Written task ▸ From the records, pick out and copy each line containing "required".

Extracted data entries
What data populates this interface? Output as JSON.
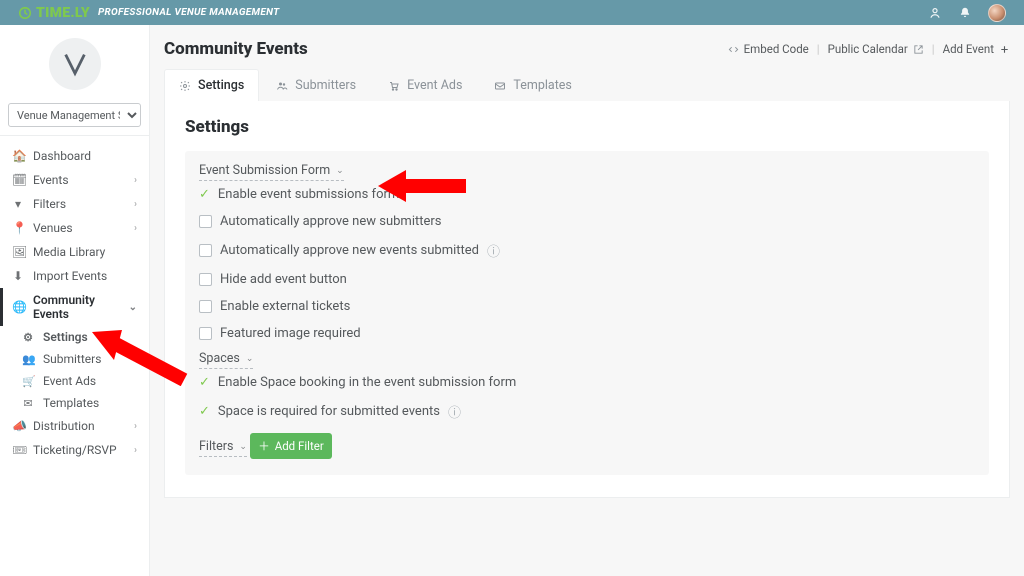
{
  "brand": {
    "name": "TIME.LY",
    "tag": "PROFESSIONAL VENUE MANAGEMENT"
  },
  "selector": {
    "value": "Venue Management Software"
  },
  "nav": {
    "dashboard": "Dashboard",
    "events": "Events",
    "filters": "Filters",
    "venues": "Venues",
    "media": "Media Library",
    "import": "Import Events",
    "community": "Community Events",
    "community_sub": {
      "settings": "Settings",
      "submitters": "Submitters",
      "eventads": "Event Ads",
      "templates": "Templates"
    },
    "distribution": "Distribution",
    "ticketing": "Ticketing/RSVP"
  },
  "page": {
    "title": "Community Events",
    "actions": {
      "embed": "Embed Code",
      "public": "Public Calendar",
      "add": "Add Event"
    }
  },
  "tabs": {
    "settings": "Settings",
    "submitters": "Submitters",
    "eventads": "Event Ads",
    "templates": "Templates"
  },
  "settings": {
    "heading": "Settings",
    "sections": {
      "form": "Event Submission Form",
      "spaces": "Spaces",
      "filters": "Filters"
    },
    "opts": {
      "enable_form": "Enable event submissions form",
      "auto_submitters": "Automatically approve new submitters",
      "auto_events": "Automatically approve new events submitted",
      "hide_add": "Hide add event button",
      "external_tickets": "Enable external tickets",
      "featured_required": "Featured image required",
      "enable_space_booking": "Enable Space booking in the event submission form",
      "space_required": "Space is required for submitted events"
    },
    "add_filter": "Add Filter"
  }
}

Correct result ▸
      "featured_required": "Featured image required",
      "space_required": "Space is required for submitted events"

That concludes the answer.